Pull every line of the entries that has the word "name".
· · · · · · ·
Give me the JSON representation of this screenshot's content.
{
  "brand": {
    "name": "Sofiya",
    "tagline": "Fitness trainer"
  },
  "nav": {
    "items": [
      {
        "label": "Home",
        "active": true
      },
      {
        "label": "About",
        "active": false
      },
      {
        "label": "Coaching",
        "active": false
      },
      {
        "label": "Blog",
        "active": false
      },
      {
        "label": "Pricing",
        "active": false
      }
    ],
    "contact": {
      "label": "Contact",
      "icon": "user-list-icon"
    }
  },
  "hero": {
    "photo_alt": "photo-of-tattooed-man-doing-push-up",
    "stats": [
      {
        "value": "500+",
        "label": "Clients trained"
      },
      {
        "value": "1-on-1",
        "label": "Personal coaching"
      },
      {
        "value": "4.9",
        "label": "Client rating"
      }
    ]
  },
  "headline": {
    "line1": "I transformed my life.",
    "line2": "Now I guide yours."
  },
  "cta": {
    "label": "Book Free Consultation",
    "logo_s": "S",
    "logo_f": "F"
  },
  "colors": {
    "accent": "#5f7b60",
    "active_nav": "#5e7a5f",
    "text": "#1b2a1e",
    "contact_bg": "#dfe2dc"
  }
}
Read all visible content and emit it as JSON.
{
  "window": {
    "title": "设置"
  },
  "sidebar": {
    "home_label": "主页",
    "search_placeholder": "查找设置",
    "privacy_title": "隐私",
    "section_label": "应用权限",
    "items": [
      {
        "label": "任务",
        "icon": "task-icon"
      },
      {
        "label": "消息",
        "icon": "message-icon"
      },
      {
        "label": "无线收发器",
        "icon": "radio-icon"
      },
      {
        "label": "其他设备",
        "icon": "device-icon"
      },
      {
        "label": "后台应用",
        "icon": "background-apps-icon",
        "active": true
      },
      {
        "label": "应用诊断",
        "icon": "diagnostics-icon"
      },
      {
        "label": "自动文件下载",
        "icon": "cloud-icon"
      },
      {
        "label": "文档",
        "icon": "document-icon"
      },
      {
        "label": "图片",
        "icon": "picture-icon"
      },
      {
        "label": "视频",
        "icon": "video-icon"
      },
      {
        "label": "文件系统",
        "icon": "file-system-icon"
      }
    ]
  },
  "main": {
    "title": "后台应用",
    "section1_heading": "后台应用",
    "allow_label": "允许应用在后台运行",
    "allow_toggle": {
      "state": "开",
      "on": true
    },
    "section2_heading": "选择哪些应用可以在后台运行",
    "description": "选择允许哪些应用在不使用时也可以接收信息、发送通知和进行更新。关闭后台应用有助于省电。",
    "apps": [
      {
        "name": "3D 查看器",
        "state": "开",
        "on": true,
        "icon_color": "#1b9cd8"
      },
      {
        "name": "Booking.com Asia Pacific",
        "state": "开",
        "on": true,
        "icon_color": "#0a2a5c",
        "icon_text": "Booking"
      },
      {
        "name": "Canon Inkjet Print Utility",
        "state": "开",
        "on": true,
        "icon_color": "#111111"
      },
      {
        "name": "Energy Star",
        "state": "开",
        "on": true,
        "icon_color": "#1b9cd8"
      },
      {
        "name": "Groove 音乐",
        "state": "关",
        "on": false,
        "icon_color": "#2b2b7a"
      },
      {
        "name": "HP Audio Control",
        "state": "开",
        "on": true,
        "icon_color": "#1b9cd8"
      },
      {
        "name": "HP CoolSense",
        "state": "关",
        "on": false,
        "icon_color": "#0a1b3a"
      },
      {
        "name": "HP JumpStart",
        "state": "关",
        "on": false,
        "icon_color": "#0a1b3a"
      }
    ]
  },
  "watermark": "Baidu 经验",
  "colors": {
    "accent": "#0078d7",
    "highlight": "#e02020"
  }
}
· · · · · · ·
• **WORKED ANSWER**
    "name": "Sofiya",
        "name": "3D 查看器",
        "name": "Booking.com Asia Pacific",
        "name": "Canon Inkjet Print Utility",
        "name": "Energy Star",
        "name": "Groove 音乐",
        "name": "HP Audio Control",
        "name": "HP CoolSense",
        "name": "HP JumpStart",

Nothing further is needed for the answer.